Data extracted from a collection
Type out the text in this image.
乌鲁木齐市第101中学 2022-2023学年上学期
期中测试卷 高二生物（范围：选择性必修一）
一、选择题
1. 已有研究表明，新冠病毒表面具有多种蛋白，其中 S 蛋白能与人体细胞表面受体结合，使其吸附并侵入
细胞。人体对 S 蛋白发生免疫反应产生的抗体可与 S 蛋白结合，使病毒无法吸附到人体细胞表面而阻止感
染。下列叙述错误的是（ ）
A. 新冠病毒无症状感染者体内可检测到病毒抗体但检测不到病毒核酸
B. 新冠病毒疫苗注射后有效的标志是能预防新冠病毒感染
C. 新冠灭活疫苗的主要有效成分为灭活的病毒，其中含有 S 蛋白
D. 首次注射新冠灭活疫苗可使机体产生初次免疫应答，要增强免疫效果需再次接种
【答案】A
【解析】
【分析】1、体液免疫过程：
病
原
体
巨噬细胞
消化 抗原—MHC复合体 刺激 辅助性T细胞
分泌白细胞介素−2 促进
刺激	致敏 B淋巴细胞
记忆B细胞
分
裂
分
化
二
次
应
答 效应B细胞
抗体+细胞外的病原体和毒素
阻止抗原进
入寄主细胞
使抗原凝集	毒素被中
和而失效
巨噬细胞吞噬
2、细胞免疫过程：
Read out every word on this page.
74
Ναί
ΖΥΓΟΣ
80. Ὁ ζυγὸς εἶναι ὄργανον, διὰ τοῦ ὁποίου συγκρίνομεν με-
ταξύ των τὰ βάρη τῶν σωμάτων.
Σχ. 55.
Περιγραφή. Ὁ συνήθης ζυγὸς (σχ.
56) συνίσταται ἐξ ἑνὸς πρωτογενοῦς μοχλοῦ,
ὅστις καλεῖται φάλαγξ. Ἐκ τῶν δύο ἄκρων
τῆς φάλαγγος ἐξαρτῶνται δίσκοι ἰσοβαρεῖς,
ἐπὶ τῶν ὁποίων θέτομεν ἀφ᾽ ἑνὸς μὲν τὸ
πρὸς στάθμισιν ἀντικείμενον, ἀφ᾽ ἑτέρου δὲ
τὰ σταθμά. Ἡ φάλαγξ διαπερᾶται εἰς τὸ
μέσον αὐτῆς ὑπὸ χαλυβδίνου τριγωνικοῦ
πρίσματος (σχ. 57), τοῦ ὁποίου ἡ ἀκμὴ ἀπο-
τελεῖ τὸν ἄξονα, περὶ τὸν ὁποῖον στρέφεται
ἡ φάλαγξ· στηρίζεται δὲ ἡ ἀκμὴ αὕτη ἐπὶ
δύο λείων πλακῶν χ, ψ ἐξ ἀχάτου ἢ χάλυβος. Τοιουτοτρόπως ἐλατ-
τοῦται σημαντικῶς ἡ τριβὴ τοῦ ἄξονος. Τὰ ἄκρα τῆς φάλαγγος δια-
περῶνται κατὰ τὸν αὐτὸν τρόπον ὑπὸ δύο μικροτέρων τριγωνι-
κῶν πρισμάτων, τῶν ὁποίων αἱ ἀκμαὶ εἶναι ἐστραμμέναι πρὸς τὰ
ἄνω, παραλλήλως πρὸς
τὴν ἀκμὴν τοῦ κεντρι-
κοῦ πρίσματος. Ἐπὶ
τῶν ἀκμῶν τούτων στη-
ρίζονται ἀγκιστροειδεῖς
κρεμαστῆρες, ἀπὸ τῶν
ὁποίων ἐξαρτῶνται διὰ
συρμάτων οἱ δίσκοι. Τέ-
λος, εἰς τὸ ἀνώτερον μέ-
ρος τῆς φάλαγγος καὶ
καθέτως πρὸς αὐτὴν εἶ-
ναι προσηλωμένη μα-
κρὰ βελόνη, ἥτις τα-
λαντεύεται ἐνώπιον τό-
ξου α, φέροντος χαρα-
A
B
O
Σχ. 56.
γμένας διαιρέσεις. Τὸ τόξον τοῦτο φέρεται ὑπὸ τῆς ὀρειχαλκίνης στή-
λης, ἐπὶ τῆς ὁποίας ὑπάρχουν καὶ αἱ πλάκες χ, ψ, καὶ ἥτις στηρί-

■ Your instructions ■
All of the material must be reproduced exactly.

■ Problem solution ■
Type out the text in this image.
乌鲁木齐市第101中学 2022-2023学年上学期
期中测试卷 高二生物（范围：选择性必修一）
一、选择题
1. 已有研究表明，新冠病毒表面具有多种蛋白，其中 S 蛋白能与人体细胞表面受体结合，使其吸附并侵入
细胞。人体对 S 蛋白发生免疫反应产生的抗体可与 S 蛋白结合，使病毒无法吸附到人体细胞表面而阻止感
染。下列叙述错误的是（ ）
A. 新冠病毒无症状感染者体内可检测到病毒抗体但检测不到病毒核酸
B. 新冠病毒疫苗注射后有效的标志是能预防新冠病毒感染
C. 新冠灭活疫苗的主要有效成分为灭活的病毒，其中含有 S 蛋白
D. 首次注射新冠灭活疫苗可使机体产生初次免疫应答，要增强免疫效果需再次接种
【答案】A
【解析】
【分析】1、体液免疫过程：
病
原
体
巨噬细胞
消化 抗原—MHC复合体 刺激 辅助性T细胞
分泌白细胞介素−2 促进
刺激	致敏 B淋巴细胞
记忆B细胞
分
裂
分
化
二
次
应
答 效应B细胞
抗体+细胞外的病原体和毒素
阻止抗原进
入寄主细胞
使抗原凝集	毒素被中
和而失效
巨噬细胞吞噬
2、细胞免疫过程：
Read out every word on this page.
74
Ναί
ΖΥΓΟΣ
80. Ὁ ζυγὸς εἶναι ὄργανον, διὰ τοῦ ὁποίου συγκρίνομεν με-
ταξύ των τὰ βάρη τῶν σωμάτων.
Σχ. 55.
Περιγραφή. Ὁ συνήθης ζυγὸς (σχ.
56) συνίσταται ἐξ ἑνὸς πρωτογενοῦς μοχλοῦ,
ὅστις καλεῖται φάλαγξ. Ἐκ τῶν δύο ἄκρων
τῆς φάλαγγος ἐξαρτῶνται δίσκοι ἰσοβαρεῖς,
ἐπὶ τῶν ὁποίων θέτομεν ἀφ᾽ ἑνὸς μὲν τὸ
πρὸς στάθμισιν ἀντικείμενον, ἀφ᾽ ἑτέρου δὲ
τὰ σταθμά. Ἡ φάλαγξ διαπερᾶται εἰς τὸ
μέσον αὐτῆς ὑπὸ χαλυβδίνου τριγωνικοῦ
πρίσματος (σχ. 57), τοῦ ὁποίου ἡ ἀκμὴ ἀπο-
τελεῖ τὸν ἄξονα, περὶ τὸν ὁποῖον στρέφεται
ἡ φάλαγξ· στηρίζεται δὲ ἡ ἀκμὴ αὕτη ἐπὶ
δύο λείων πλακῶν χ, ψ ἐξ ἀχάτου ἢ χάλυβος. Τοιουτοτρόπως ἐλατ-
τοῦται σημαντικῶς ἡ τριβὴ τοῦ ἄξονος. Τὰ ἄκρα τῆς φάλαγγος δια-
περῶνται κατὰ τὸν αὐτὸν τρόπον ὑπὸ δύο μικροτέρων τριγωνι-
κῶν πρισμάτων, τῶν ὁποίων αἱ ἀκμαὶ εἶναι ἐστραμμέναι πρὸς τὰ
ἄνω, παραλλήλως πρὸς
τὴν ἀκμὴν τοῦ κεντρι-
κοῦ πρίσματος. Ἐπὶ
τῶν ἀκμῶν τούτων στη-
ρίζονται ἀγκιστροειδεῖς
κρεμαστῆρες, ἀπὸ τῶν
ὁποίων ἐξαρτῶνται διὰ
συρμάτων οἱ δίσκοι. Τέ-
λος, εἰς τὸ ἀνώτερον μέ-
ρος τῆς φάλαγγος καὶ
καθέτως πρὸς αὐτὴν εἶ-
ναι προσηλωμένη μα-
κρὰ βελόνη, ἥτις τα-
λαντεύεται ἐνώπιον τό-
ξου α, φέροντος χαρα-
A
B
O
Σχ. 56.
γμένας διαιρέσεις. Τὸ τόξον τοῦτο φέρεται ὑπὸ τῆς ὀρειχαλκίνης στή-
λης, ἐπὶ τῆς ὁποίας ὑπάρχουν καὶ αἱ πλάκες χ, ψ, καὶ ἥτις στηρί-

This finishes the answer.